◆ Exercise
Below are records; count the lines that contain "plus" and give only the total.

◆ Stored records
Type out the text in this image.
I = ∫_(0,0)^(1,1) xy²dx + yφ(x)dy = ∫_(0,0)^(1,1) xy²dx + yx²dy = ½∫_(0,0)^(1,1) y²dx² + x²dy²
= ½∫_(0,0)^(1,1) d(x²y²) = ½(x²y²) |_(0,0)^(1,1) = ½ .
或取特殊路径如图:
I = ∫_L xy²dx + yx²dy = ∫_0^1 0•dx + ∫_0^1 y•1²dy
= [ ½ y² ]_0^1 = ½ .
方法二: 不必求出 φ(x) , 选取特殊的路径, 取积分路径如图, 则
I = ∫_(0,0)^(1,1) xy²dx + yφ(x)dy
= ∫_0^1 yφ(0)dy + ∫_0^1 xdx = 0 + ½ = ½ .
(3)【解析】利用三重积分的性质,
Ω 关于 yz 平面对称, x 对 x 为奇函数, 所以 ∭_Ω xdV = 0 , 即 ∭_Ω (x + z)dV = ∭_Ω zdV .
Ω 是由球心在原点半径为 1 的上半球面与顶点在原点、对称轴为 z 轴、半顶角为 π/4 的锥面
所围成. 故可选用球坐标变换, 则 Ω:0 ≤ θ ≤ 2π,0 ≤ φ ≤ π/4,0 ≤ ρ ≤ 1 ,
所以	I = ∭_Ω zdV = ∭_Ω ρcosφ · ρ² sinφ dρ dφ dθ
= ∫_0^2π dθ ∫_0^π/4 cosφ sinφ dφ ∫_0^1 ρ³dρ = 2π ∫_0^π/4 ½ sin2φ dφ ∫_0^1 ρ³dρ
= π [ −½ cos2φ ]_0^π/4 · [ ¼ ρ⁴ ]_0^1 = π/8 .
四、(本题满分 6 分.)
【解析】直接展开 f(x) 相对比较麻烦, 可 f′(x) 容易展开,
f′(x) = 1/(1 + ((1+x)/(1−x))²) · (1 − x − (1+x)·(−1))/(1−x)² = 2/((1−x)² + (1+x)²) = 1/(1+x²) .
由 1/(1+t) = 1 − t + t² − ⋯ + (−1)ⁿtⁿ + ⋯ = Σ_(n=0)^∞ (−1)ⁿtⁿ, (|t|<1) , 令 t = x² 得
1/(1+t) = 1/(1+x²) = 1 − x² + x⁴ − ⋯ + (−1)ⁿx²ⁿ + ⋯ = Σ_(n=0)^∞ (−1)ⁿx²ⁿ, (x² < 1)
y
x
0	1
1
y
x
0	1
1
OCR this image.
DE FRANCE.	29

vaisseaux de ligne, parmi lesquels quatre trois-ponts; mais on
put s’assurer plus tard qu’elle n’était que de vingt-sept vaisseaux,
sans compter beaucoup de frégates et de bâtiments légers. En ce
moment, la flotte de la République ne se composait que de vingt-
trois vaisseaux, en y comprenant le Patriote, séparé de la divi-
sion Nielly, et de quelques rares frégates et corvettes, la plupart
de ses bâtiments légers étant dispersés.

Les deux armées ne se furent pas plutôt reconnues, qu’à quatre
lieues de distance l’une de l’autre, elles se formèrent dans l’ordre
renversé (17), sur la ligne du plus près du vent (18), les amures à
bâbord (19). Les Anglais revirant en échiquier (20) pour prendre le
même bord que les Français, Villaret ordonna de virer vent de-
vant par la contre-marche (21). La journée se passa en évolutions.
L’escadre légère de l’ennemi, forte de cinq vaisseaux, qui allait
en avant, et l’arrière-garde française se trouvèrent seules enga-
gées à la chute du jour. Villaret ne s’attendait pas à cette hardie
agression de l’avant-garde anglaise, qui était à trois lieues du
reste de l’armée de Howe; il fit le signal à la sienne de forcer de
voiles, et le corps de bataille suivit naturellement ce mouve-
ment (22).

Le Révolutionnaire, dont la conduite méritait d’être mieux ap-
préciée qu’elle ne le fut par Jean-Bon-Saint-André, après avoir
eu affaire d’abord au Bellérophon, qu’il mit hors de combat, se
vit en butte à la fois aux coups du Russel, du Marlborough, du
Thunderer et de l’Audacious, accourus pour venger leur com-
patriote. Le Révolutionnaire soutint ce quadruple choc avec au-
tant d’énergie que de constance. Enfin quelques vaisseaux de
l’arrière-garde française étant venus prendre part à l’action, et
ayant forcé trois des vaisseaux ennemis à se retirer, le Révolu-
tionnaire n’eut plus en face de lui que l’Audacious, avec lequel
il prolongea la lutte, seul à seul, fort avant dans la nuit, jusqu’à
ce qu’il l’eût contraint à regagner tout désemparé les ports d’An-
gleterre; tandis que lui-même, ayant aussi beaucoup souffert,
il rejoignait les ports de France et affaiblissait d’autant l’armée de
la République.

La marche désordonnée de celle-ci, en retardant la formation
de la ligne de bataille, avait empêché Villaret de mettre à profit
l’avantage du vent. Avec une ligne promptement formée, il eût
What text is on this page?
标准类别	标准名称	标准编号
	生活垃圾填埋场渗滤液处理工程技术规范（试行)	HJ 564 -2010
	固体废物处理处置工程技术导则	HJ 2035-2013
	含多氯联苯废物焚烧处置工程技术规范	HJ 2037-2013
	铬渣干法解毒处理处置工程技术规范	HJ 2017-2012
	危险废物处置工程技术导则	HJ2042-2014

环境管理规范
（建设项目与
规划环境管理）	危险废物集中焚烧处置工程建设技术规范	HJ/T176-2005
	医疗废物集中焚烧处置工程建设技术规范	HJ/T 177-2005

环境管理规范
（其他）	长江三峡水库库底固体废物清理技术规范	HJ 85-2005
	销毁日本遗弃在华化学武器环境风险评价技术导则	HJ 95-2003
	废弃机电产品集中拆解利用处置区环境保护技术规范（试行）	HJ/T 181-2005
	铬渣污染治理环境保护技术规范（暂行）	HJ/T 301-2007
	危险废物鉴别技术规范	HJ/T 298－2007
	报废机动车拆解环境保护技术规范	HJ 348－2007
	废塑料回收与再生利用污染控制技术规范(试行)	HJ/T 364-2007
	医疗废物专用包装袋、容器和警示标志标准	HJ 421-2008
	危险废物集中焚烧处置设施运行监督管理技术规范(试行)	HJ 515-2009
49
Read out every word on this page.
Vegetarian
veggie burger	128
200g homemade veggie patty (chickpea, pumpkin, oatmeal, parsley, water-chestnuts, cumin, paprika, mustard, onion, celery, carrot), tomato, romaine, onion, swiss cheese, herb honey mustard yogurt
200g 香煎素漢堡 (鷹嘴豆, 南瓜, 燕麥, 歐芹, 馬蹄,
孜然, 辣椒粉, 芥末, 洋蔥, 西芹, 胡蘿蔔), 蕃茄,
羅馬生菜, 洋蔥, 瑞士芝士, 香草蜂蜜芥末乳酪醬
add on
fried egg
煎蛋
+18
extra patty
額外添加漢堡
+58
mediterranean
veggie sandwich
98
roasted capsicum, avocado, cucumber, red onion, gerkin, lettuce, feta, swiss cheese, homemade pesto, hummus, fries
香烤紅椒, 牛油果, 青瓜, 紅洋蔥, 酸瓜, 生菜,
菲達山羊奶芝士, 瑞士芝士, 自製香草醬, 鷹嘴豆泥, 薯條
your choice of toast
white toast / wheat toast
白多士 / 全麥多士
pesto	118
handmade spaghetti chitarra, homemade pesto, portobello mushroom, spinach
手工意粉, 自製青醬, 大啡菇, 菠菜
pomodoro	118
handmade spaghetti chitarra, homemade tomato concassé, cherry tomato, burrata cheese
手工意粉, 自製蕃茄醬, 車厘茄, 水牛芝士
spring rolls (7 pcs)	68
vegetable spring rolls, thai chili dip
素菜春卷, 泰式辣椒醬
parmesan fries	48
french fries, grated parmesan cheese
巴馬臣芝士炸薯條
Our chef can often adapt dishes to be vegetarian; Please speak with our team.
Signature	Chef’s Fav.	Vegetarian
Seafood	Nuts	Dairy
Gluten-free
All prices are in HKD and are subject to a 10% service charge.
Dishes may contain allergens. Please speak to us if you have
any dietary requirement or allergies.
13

◆ The result
3